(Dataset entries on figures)
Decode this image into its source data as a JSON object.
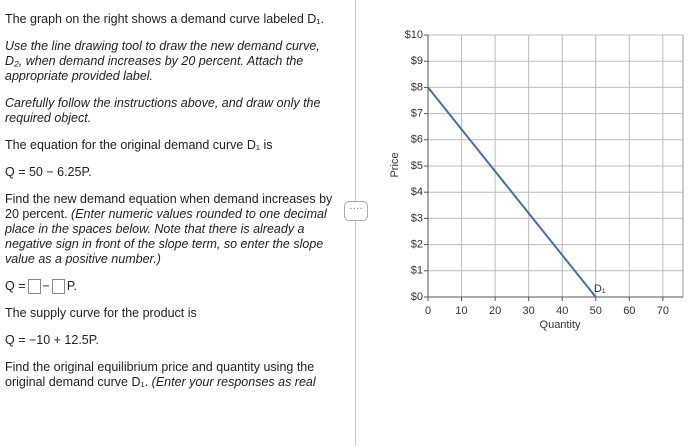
{
  "instructions": {
    "intro": "The graph on the right shows a demand curve labeled D₁.",
    "task": "Use the line drawing tool to draw the new demand curve, D₂, when demand increases by 20 percent. Attach the appropriate provided label.",
    "caution": "Carefully follow the instructions above, and draw only the required object.",
    "equation_intro": "The equation for the original demand curve D₁ is",
    "demand_equation": "Q = 50 − 6.25P.",
    "question": "Find the new demand equation when demand increases by 20 percent.",
    "question_note": "(Enter numeric values rounded to one decimal place in the spaces below. Note that there is already a negative sign in front of the slope term, so enter the slope value as a positive number.)",
    "answer_prefix": "Q =",
    "answer_operator": "−",
    "answer_suffix": "P.",
    "supply_intro": "The supply curve for the product is",
    "supply_equation": "Q = −10 + 12.5P.",
    "equilibrium_question": "Find the original equilibrium price and quantity using the original demand curve D₁.",
    "equilibrium_note": "(Enter your responses as real"
  },
  "chart_data": {
    "type": "line",
    "x_label": "Quantity",
    "y_label": "Price",
    "series": [
      {
        "name": "D₁",
        "color": "#4a6fa5",
        "x": [
          0,
          50
        ],
        "values": [
          8,
          0
        ]
      }
    ],
    "xlim": [
      0,
      76
    ],
    "ylim": [
      0,
      10
    ],
    "xticks": [
      0,
      10,
      20,
      30,
      40,
      50,
      60,
      70
    ],
    "yticks": [
      {
        "value": 0,
        "label": "$0"
      },
      {
        "value": 1,
        "label": "$1"
      },
      {
        "value": 2,
        "label": "$2"
      },
      {
        "value": 3,
        "label": "$3"
      },
      {
        "value": 4,
        "label": "$4"
      },
      {
        "value": 5,
        "label": "$5"
      },
      {
        "value": 6,
        "label": "$6"
      },
      {
        "value": 7,
        "label": "$7"
      },
      {
        "value": 8,
        "label": "$8"
      },
      {
        "value": 9,
        "label": "$9"
      },
      {
        "value": 10,
        "label": "$10"
      }
    ],
    "grid": true
  }
}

- **The request**: From the listing above, print every entry precisely and drop the pictures.

- **Task solution**:
Decode this image into its source data as a JSON object.
{
  "instructions": {
    "intro": "The graph on the right shows a demand curve labeled D₁.",
    "task": "Use the line drawing tool to draw the new demand curve, D₂, when demand increases by 20 percent. Attach the appropriate provided label.",
    "caution": "Carefully follow the instructions above, and draw only the required object.",
    "equation_intro": "The equation for the original demand curve D₁ is",
    "demand_equation": "Q = 50 − 6.25P.",
    "question": "Find the new demand equation when demand increases by 20 percent.",
    "question_note": "(Enter numeric values rounded to one decimal place in the spaces below. Note that there is already a negative sign in front of the slope term, so enter the slope value as a positive number.)",
    "answer_prefix": "Q =",
    "answer_operator": "−",
    "answer_suffix": "P.",
    "supply_intro": "The supply curve for the product is",
    "supply_equation": "Q = −10 + 12.5P.",
    "equilibrium_question": "Find the original equilibrium price and quantity using the original demand curve D₁.",
    "equilibrium_note": "(Enter your responses as real"
  },
  "chart_data": {
    "type": "line",
    "x_label": "Quantity",
    "y_label": "Price",
    "series": [
      {
        "name": "D₁",
        "color": "#4a6fa5",
        "x": [
          0,
          50
        ],
        "values": [
          8,
          0
        ]
      }
    ],
    "xlim": [
      0,
      76
    ],
    "ylim": [
      0,
      10
    ],
    "xticks": [
      0,
      10,
      20,
      30,
      40,
      50,
      60,
      70
    ],
    "yticks": [
      {
        "value": 0,
        "label": "$0"
      },
      {
        "value": 1,
        "label": "$1"
      },
      {
        "value": 2,
        "label": "$2"
      },
      {
        "value": 3,
        "label": "$3"
      },
      {
        "value": 4,
        "label": "$4"
      },
      {
        "value": 5,
        "label": "$5"
      },
      {
        "value": 6,
        "label": "$6"
      },
      {
        "value": 7,
        "label": "$7"
      },
      {
        "value": 8,
        "label": "$8"
      },
      {
        "value": 9,
        "label": "$9"
      },
      {
        "value": 10,
        "label": "$10"
      }
    ],
    "grid": true
  }
}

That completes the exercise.